Every record should be repeated exactly, except that pictures are left out.

▶ Data in this exercise
────────────────────

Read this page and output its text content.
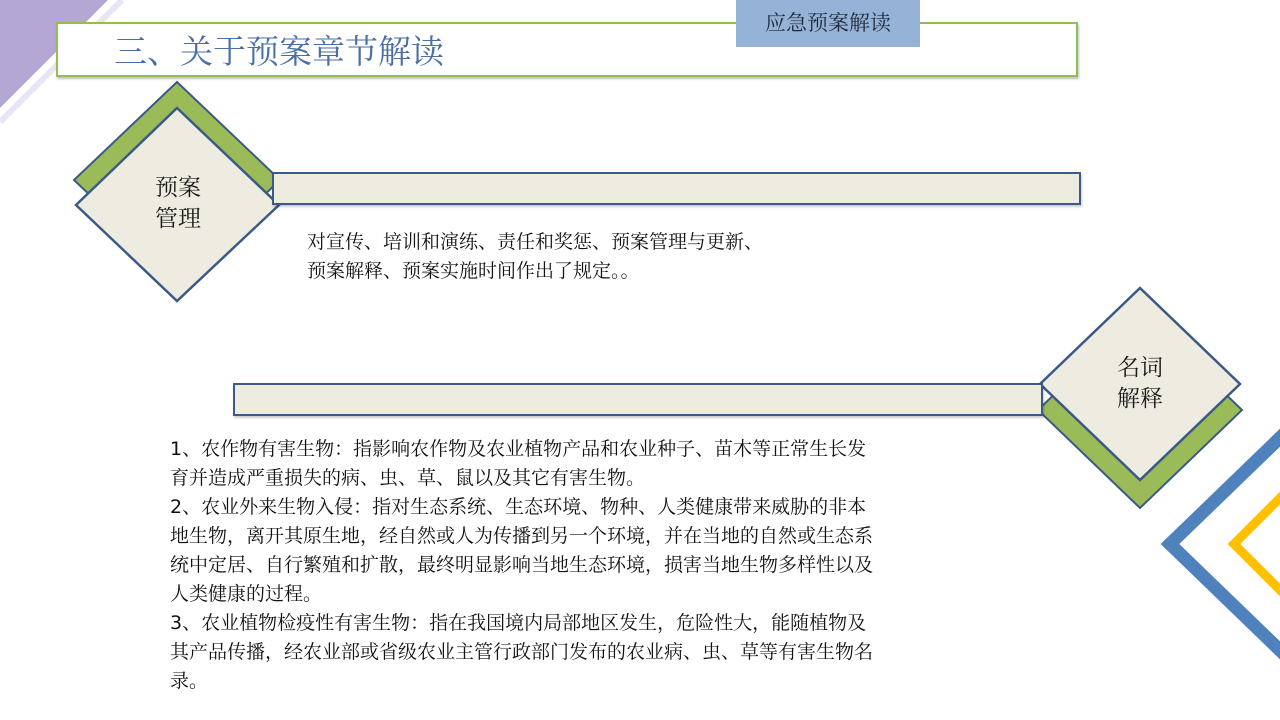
三、关于预案章节解读
应急预案解读
预案
管理
名词
解释
对宣传、培训和演练、责任和奖惩、预案管理与更新、
预案解释、预案实施时间作出了规定。。
1、农作物有害生物：指影响农作物及农业植物产品和农业种子、苗木等正常生长发
育并造成严重损失的病、虫、草、鼠以及其它有害生物。
2、农业外来生物入侵：指对生态系统、生态环境、物种、人类健康带来威胁的非本
地生物，离开其原生地，经自然或人为传播到另一个环境，并在当地的自然或生态系
统中定居、自行繁殖和扩散，最终明显影响当地生态环境，损害当地生物多样性以及
人类健康的过程。
3、农业植物检疫性有害生物：指在我国境内局部地区发生，危险性大，能随植物及
其产品传播，经农业部或省级农业主管行政部门发布的农业病、虫、草等有害生物名
录。
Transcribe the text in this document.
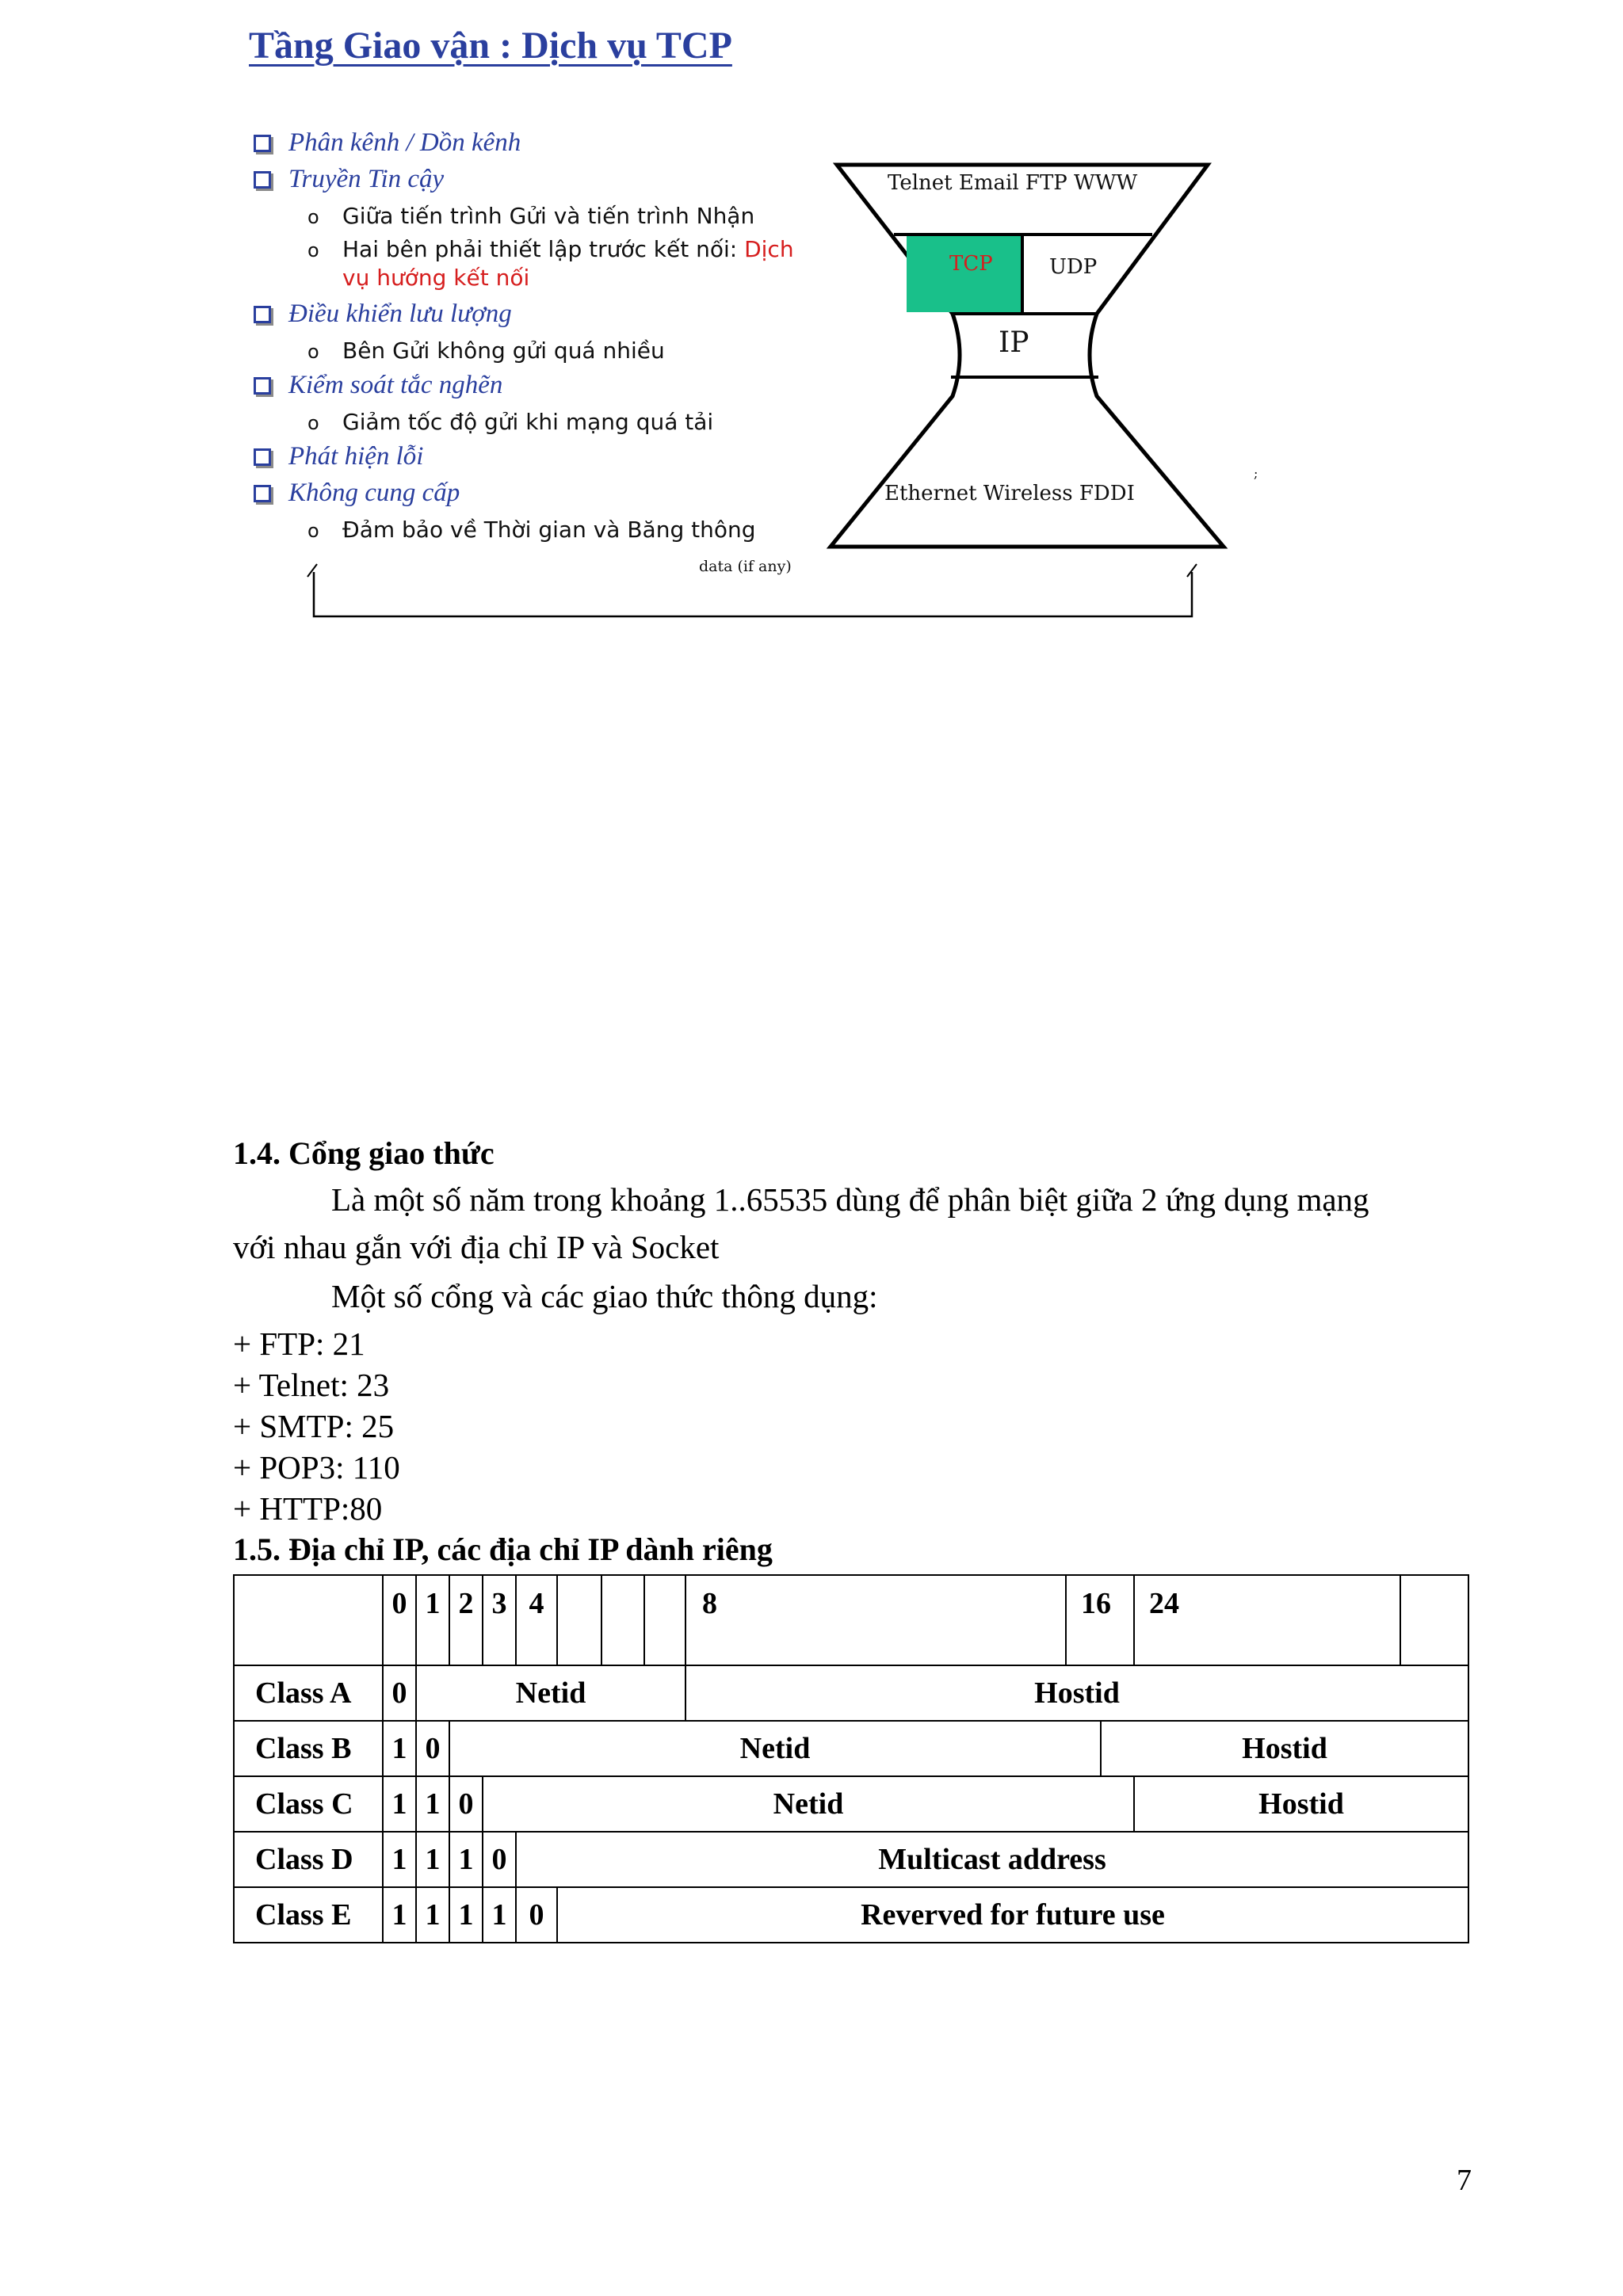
Tầng Giao vận : Dịch vụ TCP
Phân kênh / Dồn kênh
Truyền Tin cậy
o Giữa tiến trình Gửi và tiến trình Nhận
o Hai bên phải thiết lập trước kết nối: Dịch
vụ hướng kết nối
Điều khiển lưu lượng
o Bên Gửi không gửi quá nhiều
Kiểm soát tắc nghẽn
o Giảm tốc độ gửi khi mạng quá tải
Phát hiện lỗi
Không cung cấp
o Đảm bảo về Thời gian và Băng thông
Telnet Email FTP WWW
TCP	UDP
IP
Ethernet Wireless FDDI
data (if any)
;
1.4. Cổng giao thức
Là một số năm trong khoảng 1..65535 dùng để phân biệt giữa 2 ứng dụng mạng
với nhau gắn với địa chỉ IP và Socket
Một số cổng và các giao thức thông dụng:
+ FTP: 21
+ Telnet: 23
+ SMTP: 25
+ POP3: 110
+ HTTP:80
1.5. Địa chỉ IP, các địa chỉ IP dành riêng
	0	1	2	3	4				8	16		24	
Class A	0	Netid							Hostid				
Class B	1	0	Netid								Hostid		
Class C	1	1	0	Netid								Hostid	
Class D	1	1	1	0	Multicast address								
Class E	1	1	1	1	0	Reverved for future use							
7
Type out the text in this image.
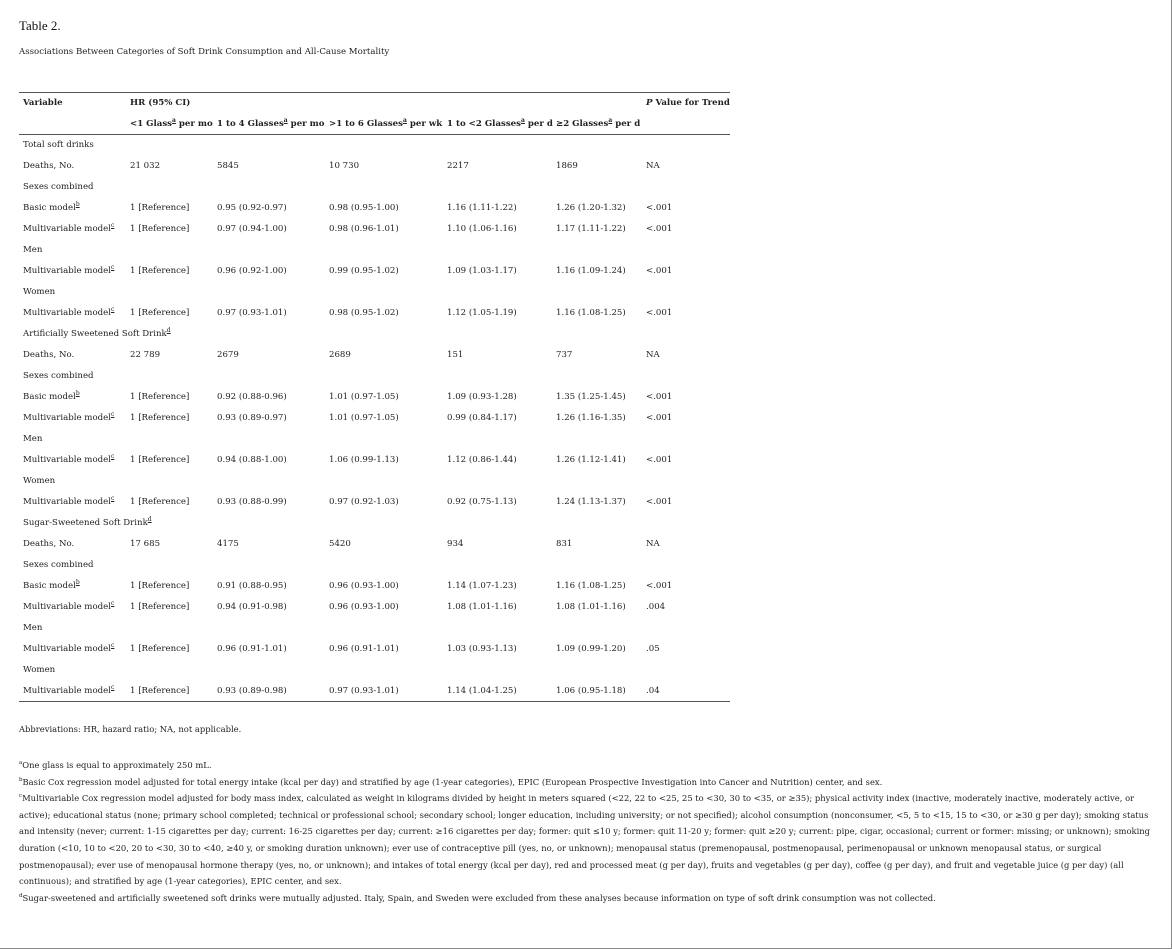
Table 2.
Associations Between Categories of Soft Drink Consumption and All-Cause Mortality
Variable	HR (95% CI)					P Value for Trend
	<1 Glass$^a$ per mo	1 to 4 Glasses$^a$ per mo	>1 to 6 Glasses$^a$ per wk	1 to <2 Glasses$^a$ per d	≥2 Glasses$^a$ per d	
Total soft drinks						
Deaths, No.	21 032	5845	10 730	2217	1869	NA
Sexes combined						
Basic model$^b$	1 [Reference]	0.95 (0.92-0.97)	0.98 (0.95-1.00)	1.16 (1.11-1.22)	1.26 (1.20-1.32)	<.001
Multivariable model$^c$	1 [Reference]	0.97 (0.94-1.00)	0.98 (0.96-1.01)	1.10 (1.06-1.16)	1.17 (1.11-1.22)	<.001
Men						
Multivariable model$^c$	1 [Reference]	0.96 (0.92-1.00)	0.99 (0.95-1.02)	1.09 (1.03-1.17)	1.16 (1.09-1.24)	<.001
Women						
Multivariable model$^c$	1 [Reference]	0.97 (0.93-1.01)	0.98 (0.95-1.02)	1.12 (1.05-1.19)	1.16 (1.08-1.25)	<.001
Artificially Sweetened Soft Drink$^d$
Deaths, No.	22 789	2679	2689	151	737	NA
Sexes combined						
Basic model$^b$	1 [Reference]	0.92 (0.88-0.96)	1.01 (0.97-1.05)	1.09 (0.93-1.28)	1.35 (1.25-1.45)	<.001
Multivariable model$^c$	1 [Reference]	0.93 (0.89-0.97)	1.01 (0.97-1.05)	0.99 (0.84-1.17)	1.26 (1.16-1.35)	<.001
Men						
Multivariable model$^c$	1 [Reference]	0.94 (0.88-1.00)	1.06 (0.99-1.13)	1.12 (0.86-1.44)	1.26 (1.12-1.41)	<.001
Women						
Multivariable model$^c$	1 [Reference]	0.93 (0.88-0.99)	0.97 (0.92-1.03)	0.92 (0.75-1.13)	1.24 (1.13-1.37)	<.001
Sugar-Sweetened Soft Drink$^d$
Deaths, No.	17 685	4175	5420	934	831	NA
Sexes combined						
Basic model$^b$	1 [Reference]	0.91 (0.88-0.95)	0.96 (0.93-1.00)	1.14 (1.07-1.23)	1.16 (1.08-1.25)	<.001
Multivariable model$^c$	1 [Reference]	0.94 (0.91-0.98)	0.96 (0.93-1.00)	1.08 (1.01-1.16)	1.08 (1.01-1.16)	.004
Men						
Multivariable model$^c$	1 [Reference]	0.96 (0.91-1.01)	0.96 (0.91-1.01)	1.03 (0.93-1.13)	1.09 (0.99-1.20)	.05
Women						
Multivariable model$^c$	1 [Reference]	0.93 (0.89-0.98)	0.97 (0.93-1.01)	1.14 (1.04-1.25)	1.06 (0.95-1.18)	.04
Abbreviations: HR, hazard ratio; NA, not applicable.

$^a$One glass is equal to approximately 250 mL.

$^b$Basic Cox regression model adjusted for total energy intake (kcal per day) and stratified by age (1-year categories), EPIC (European Prospective Investigation into Cancer and Nutrition) center, and sex.

$^c$Multivariable Cox regression model adjusted for body mass index, calculated as weight in kilograms divided by height in meters squared (<22, 22 to <25, 25 to <30, 30 to <35, or ≥35); physical activity index (inactive, moderately inactive, moderately active, or active); educational status (none; primary school completed; technical or professional school; secondary school; longer education, including university; or not specified); alcohol consumption (nonconsumer, <5, 5 to <15, 15 to <30, or ≥30 g per day); smoking status and intensity (never; current: 1-15 cigarettes per day; current: 16-25 cigarettes per day; current: ≥16 cigarettes per day; former: quit ≤10 y; former: quit 11-20 y; former: quit ≥20 y; current: pipe, cigar, occasional; current or former: missing; or unknown); smoking duration (<10, 10 to <20, 20 to <30, 30 to <40, ≥40 y, or smoking duration unknown); ever use of contraceptive pill (yes, no, or unknown); menopausal status (premenopausal, postmenopausal, perimenopausal or unknown menopausal status, or surgical postmenopausal); ever use of menopausal hormone therapy (yes, no, or unknown); and intakes of total energy (kcal per day), red and processed meat (g per day), fruits and vegetables (g per day), coffee (g per day), and fruit and vegetable juice (g per day) (all continuous); and stratified by age (1-year categories), EPIC center, and sex.

$^d$Sugar-sweetened and artificially sweetened soft drinks were mutually adjusted. Italy, Spain, and Sweden were excluded from these analyses because information on type of soft drink consumption was not collected.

────────────────────

▶ Correct output
Read this page and output its text content.
三、关于预案章节解读
应急预案解读
预案
管理
名词
解释
对宣传、培训和演练、责任和奖惩、预案管理与更新、
预案解释、预案实施时间作出了规定。。
1、农作物有害生物：指影响农作物及农业植物产品和农业种子、苗木等正常生长发
育并造成严重损失的病、虫、草、鼠以及其它有害生物。
2、农业外来生物入侵：指对生态系统、生态环境、物种、人类健康带来威胁的非本
地生物，离开其原生地，经自然或人为传播到另一个环境，并在当地的自然或生态系
统中定居、自行繁殖和扩散，最终明显影响当地生态环境，损害当地生物多样性以及
人类健康的过程。
3、农业植物检疫性有害生物：指在我国境内局部地区发生，危险性大，能随植物及
其产品传播，经农业部或省级农业主管行政部门发布的农业病、虫、草等有害生物名
录。
Transcribe the text in this document.
Tầng Giao vận : Dịch vụ TCP
Phân kênh / Dồn kênh
Truyền Tin cậy
o Giữa tiến trình Gửi và tiến trình Nhận
o Hai bên phải thiết lập trước kết nối: Dịch
vụ hướng kết nối
Điều khiển lưu lượng
o Bên Gửi không gửi quá nhiều
Kiểm soát tắc nghẽn
o Giảm tốc độ gửi khi mạng quá tải
Phát hiện lỗi
Không cung cấp
o Đảm bảo về Thời gian và Băng thông
Telnet Email FTP WWW
TCP	UDP
IP
Ethernet Wireless FDDI
data (if any)
;
1.4. Cổng giao thức
Là một số năm trong khoảng 1..65535 dùng để phân biệt giữa 2 ứng dụng mạng
với nhau gắn với địa chỉ IP và Socket
Một số cổng và các giao thức thông dụng:
+ FTP: 21
+ Telnet: 23
+ SMTP: 25
+ POP3: 110
+ HTTP:80
1.5. Địa chỉ IP, các địa chỉ IP dành riêng
	0	1	2	3	4				8	16		24	
Class A	0	Netid							Hostid				
Class B	1	0	Netid								Hostid		
Class C	1	1	0	Netid								Hostid	
Class D	1	1	1	0	Multicast address								
Class E	1	1	1	1	0	Reverved for future use							
7
Type out the text in this image.
Table 2.
Associations Between Categories of Soft Drink Consumption and All-Cause Mortality
Variable	HR (95% CI)					P Value for Trend
	<1 Glass$^a$ per mo	1 to 4 Glasses$^a$ per mo	>1 to 6 Glasses$^a$ per wk	1 to <2 Glasses$^a$ per d	≥2 Glasses$^a$ per d	
Total soft drinks						
Deaths, No.	21 032	5845	10 730	2217	1869	NA
Sexes combined						
Basic model$^b$	1 [Reference]	0.95 (0.92-0.97)	0.98 (0.95-1.00)	1.16 (1.11-1.22)	1.26 (1.20-1.32)	<.001
Multivariable model$^c$	1 [Reference]	0.97 (0.94-1.00)	0.98 (0.96-1.01)	1.10 (1.06-1.16)	1.17 (1.11-1.22)	<.001
Men						
Multivariable model$^c$	1 [Reference]	0.96 (0.92-1.00)	0.99 (0.95-1.02)	1.09 (1.03-1.17)	1.16 (1.09-1.24)	<.001
Women						
Multivariable model$^c$	1 [Reference]	0.97 (0.93-1.01)	0.98 (0.95-1.02)	1.12 (1.05-1.19)	1.16 (1.08-1.25)	<.001
Artificially Sweetened Soft Drink$^d$
Deaths, No.	22 789	2679	2689	151	737	NA
Sexes combined						
Basic model$^b$	1 [Reference]	0.92 (0.88-0.96)	1.01 (0.97-1.05)	1.09 (0.93-1.28)	1.35 (1.25-1.45)	<.001
Multivariable model$^c$	1 [Reference]	0.93 (0.89-0.97)	1.01 (0.97-1.05)	0.99 (0.84-1.17)	1.26 (1.16-1.35)	<.001
Men						
Multivariable model$^c$	1 [Reference]	0.94 (0.88-1.00)	1.06 (0.99-1.13)	1.12 (0.86-1.44)	1.26 (1.12-1.41)	<.001
Women						
Multivariable model$^c$	1 [Reference]	0.93 (0.88-0.99)	0.97 (0.92-1.03)	0.92 (0.75-1.13)	1.24 (1.13-1.37)	<.001
Sugar-Sweetened Soft Drink$^d$
Deaths, No.	17 685	4175	5420	934	831	NA
Sexes combined						
Basic model$^b$	1 [Reference]	0.91 (0.88-0.95)	0.96 (0.93-1.00)	1.14 (1.07-1.23)	1.16 (1.08-1.25)	<.001
Multivariable model$^c$	1 [Reference]	0.94 (0.91-0.98)	0.96 (0.93-1.00)	1.08 (1.01-1.16)	1.08 (1.01-1.16)	.004
Men						
Multivariable model$^c$	1 [Reference]	0.96 (0.91-1.01)	0.96 (0.91-1.01)	1.03 (0.93-1.13)	1.09 (0.99-1.20)	.05
Women						
Multivariable model$^c$	1 [Reference]	0.93 (0.89-0.98)	0.97 (0.93-1.01)	1.14 (1.04-1.25)	1.06 (0.95-1.18)	.04
Abbreviations: HR, hazard ratio; NA, not applicable.

$^a$One glass is equal to approximately 250 mL.

$^b$Basic Cox regression model adjusted for total energy intake (kcal per day) and stratified by age (1-year categories), EPIC (European Prospective Investigation into Cancer and Nutrition) center, and sex.

$^c$Multivariable Cox regression model adjusted for body mass index, calculated as weight in kilograms divided by height in meters squared (<22, 22 to <25, 25 to <30, 30 to <35, or ≥35); physical activity index (inactive, moderately inactive, moderately active, or active); educational status (none; primary school completed; technical or professional school; secondary school; longer education, including university; or not specified); alcohol consumption (nonconsumer, <5, 5 to <15, 15 to <30, or ≥30 g per day); smoking status and intensity (never; current: 1-15 cigarettes per day; current: 16-25 cigarettes per day; current: ≥16 cigarettes per day; former: quit ≤10 y; former: quit 11-20 y; former: quit ≥20 y; current: pipe, cigar, occasional; current or former: missing; or unknown); smoking duration (<10, 10 to <20, 20 to <30, 30 to <40, ≥40 y, or smoking duration unknown); ever use of contraceptive pill (yes, no, or unknown); menopausal status (premenopausal, postmenopausal, perimenopausal or unknown menopausal status, or surgical postmenopausal); ever use of menopausal hormone therapy (yes, no, or unknown); and intakes of total energy (kcal per day), red and processed meat (g per day), fruits and vegetables (g per day), coffee (g per day), and fruit and vegetable juice (g per day) (all continuous); and stratified by age (1-year categories), EPIC center, and sex.

$^d$Sugar-sweetened and artificially sweetened soft drinks were mutually adjusted. Italy, Spain, and Sweden were excluded from these analyses because information on type of soft drink consumption was not collected.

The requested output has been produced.